Using the records below, please work out how many lines contain "JSON"; answer with the number alone.

Items from a dataset
□ □ □ □ □ □ □

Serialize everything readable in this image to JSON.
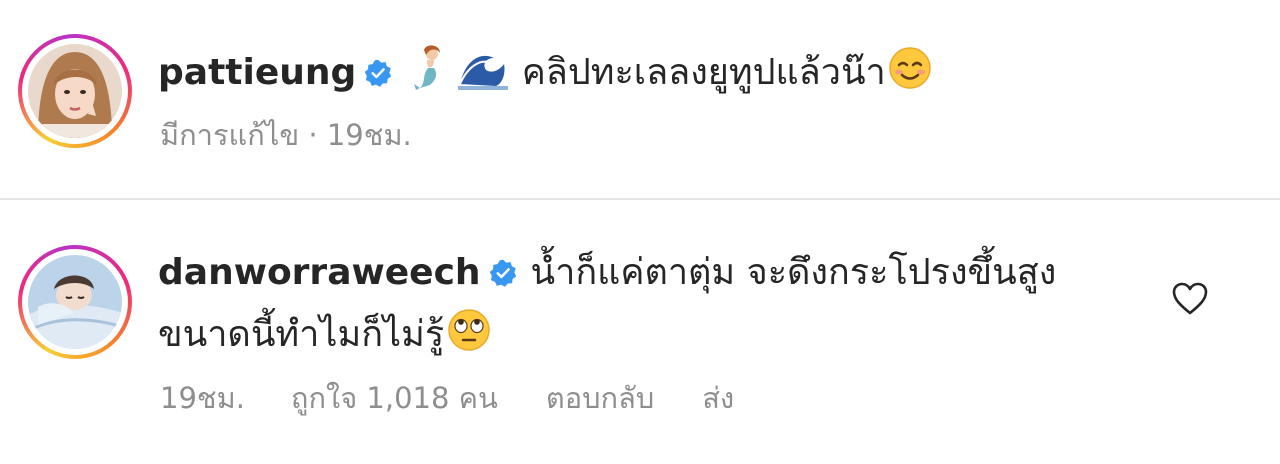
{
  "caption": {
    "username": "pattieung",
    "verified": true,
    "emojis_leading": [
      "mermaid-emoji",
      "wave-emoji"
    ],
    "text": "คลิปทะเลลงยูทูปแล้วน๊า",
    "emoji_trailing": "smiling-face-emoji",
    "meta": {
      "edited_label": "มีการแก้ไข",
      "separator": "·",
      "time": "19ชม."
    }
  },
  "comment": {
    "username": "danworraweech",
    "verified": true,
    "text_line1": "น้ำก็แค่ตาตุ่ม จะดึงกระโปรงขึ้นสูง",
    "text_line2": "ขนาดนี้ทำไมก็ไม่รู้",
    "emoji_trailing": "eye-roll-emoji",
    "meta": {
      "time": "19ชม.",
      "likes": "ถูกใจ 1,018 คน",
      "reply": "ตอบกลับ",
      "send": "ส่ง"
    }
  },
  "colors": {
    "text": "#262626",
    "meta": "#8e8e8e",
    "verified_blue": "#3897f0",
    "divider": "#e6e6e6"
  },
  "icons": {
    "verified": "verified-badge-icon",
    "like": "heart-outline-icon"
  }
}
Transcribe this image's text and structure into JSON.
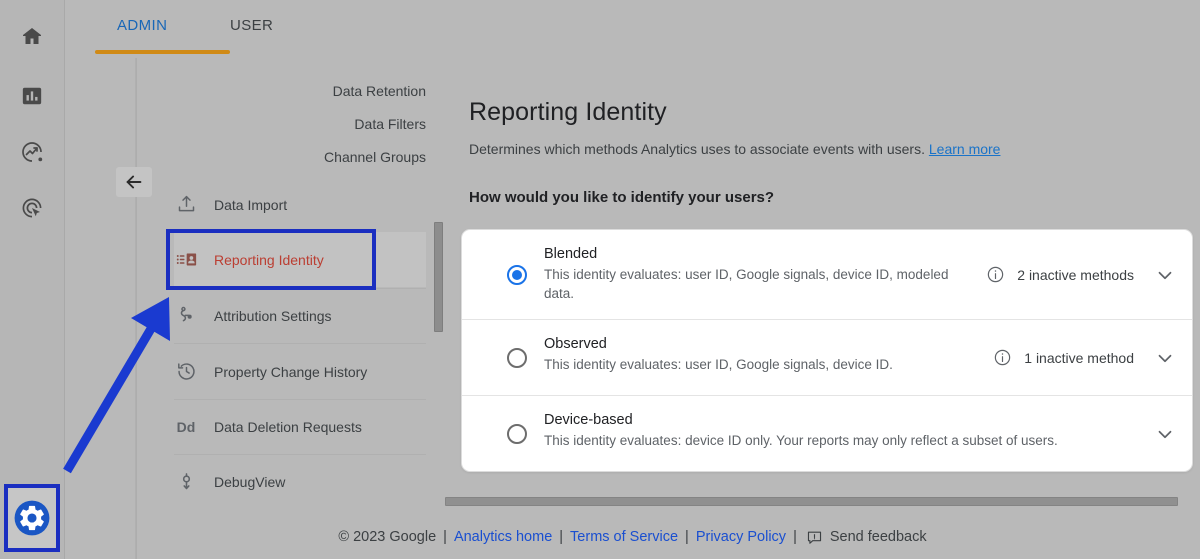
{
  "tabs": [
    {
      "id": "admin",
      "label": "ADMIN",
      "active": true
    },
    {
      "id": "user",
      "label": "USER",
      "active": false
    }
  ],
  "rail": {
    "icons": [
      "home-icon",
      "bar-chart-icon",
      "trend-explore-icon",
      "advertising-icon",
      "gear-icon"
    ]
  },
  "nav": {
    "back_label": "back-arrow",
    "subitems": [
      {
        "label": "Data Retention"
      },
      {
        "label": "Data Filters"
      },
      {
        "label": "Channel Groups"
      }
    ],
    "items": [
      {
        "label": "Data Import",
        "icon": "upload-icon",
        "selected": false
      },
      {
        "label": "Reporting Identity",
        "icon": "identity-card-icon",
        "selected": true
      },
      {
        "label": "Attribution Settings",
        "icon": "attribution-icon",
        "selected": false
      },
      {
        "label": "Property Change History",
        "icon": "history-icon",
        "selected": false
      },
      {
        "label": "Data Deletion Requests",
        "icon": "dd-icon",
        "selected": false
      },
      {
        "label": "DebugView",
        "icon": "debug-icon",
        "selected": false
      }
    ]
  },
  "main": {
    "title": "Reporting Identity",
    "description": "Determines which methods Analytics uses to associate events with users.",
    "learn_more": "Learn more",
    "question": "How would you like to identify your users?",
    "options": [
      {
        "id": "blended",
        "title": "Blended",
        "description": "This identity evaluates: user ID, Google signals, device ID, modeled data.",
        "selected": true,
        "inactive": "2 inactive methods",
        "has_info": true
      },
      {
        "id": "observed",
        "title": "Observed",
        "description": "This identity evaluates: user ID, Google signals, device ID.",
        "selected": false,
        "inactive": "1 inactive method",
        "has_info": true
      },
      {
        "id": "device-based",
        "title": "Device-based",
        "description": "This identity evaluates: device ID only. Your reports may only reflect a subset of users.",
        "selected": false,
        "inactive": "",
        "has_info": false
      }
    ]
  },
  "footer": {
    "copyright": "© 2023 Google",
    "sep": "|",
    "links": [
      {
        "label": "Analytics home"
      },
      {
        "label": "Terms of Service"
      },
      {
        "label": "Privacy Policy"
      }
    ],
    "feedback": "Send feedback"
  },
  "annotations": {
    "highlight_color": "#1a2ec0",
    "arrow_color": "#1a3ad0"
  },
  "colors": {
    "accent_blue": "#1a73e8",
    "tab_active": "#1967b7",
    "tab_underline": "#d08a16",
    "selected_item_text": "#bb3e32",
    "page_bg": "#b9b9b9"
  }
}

□ □ □ □ □ □ □

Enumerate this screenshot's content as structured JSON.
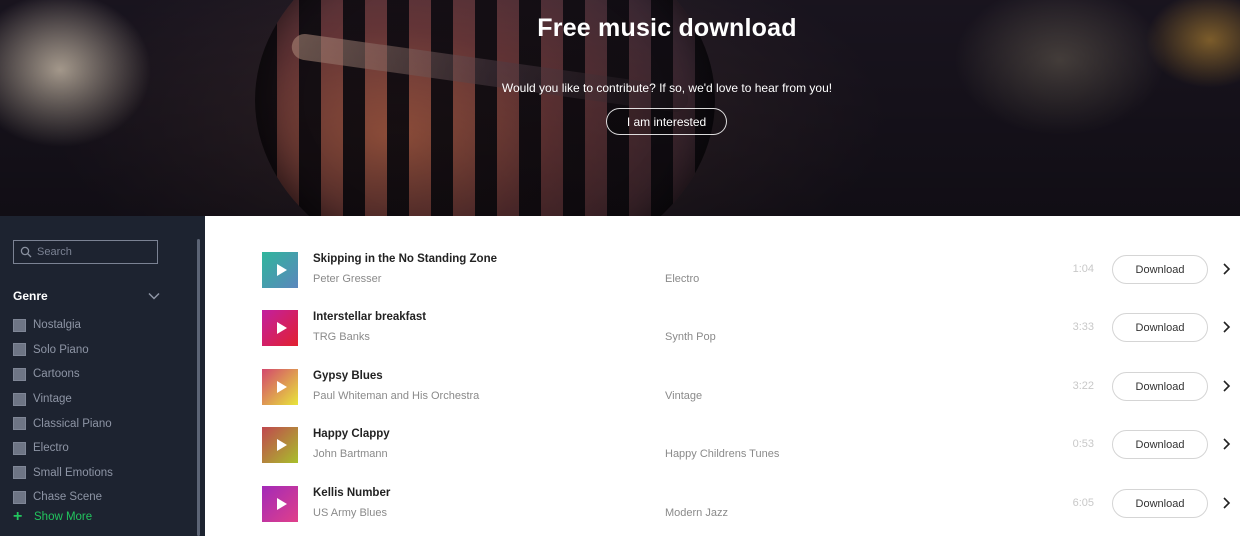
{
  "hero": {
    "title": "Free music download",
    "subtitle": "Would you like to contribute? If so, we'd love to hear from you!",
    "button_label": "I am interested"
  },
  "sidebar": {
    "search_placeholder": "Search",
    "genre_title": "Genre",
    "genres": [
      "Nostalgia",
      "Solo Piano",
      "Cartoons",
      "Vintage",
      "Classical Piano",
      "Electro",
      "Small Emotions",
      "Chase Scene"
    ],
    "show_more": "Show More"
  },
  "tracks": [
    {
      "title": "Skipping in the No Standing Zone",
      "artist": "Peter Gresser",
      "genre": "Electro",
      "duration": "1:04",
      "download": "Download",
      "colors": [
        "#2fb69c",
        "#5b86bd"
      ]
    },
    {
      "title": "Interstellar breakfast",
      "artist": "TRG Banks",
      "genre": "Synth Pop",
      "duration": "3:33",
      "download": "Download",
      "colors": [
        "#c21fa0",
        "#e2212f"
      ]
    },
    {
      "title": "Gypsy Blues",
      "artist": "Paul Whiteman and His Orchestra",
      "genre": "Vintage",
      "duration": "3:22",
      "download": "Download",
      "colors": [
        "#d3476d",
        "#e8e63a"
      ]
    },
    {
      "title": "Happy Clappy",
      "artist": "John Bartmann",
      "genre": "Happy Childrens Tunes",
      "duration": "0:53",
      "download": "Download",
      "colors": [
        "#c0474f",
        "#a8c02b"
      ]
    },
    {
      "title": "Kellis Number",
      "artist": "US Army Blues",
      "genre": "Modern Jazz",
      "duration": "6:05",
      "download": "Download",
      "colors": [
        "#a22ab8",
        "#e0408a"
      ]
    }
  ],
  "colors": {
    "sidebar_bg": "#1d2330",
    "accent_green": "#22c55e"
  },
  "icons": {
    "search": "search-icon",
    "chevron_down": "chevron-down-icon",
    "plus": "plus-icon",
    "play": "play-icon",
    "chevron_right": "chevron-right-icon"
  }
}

□ □ □ □ □ □ □

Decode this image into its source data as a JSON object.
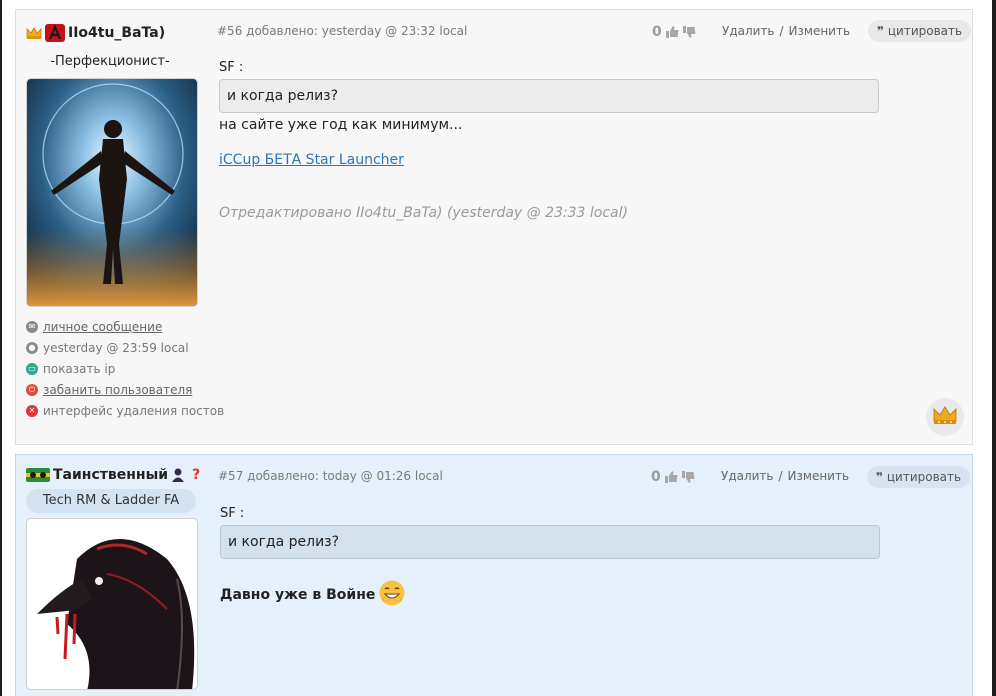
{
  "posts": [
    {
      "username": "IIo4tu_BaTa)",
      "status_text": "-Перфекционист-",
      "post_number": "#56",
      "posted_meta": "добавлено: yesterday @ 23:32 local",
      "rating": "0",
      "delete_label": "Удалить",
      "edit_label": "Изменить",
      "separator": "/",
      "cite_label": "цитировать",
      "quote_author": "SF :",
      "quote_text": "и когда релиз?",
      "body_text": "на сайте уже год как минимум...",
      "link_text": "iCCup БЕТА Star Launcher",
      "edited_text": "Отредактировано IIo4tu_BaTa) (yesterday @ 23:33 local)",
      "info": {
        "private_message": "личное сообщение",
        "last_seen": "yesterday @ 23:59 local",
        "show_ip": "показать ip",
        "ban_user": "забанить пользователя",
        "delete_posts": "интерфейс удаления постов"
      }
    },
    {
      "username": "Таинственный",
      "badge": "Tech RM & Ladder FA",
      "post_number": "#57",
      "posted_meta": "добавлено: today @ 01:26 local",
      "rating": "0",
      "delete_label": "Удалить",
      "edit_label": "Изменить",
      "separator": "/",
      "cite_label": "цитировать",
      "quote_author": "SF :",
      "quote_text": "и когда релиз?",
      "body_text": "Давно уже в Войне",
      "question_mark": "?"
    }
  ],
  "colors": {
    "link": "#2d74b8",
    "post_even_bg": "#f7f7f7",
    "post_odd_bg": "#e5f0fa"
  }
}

□ □ □ □ □ □ □

▶ TASK RESULT: 4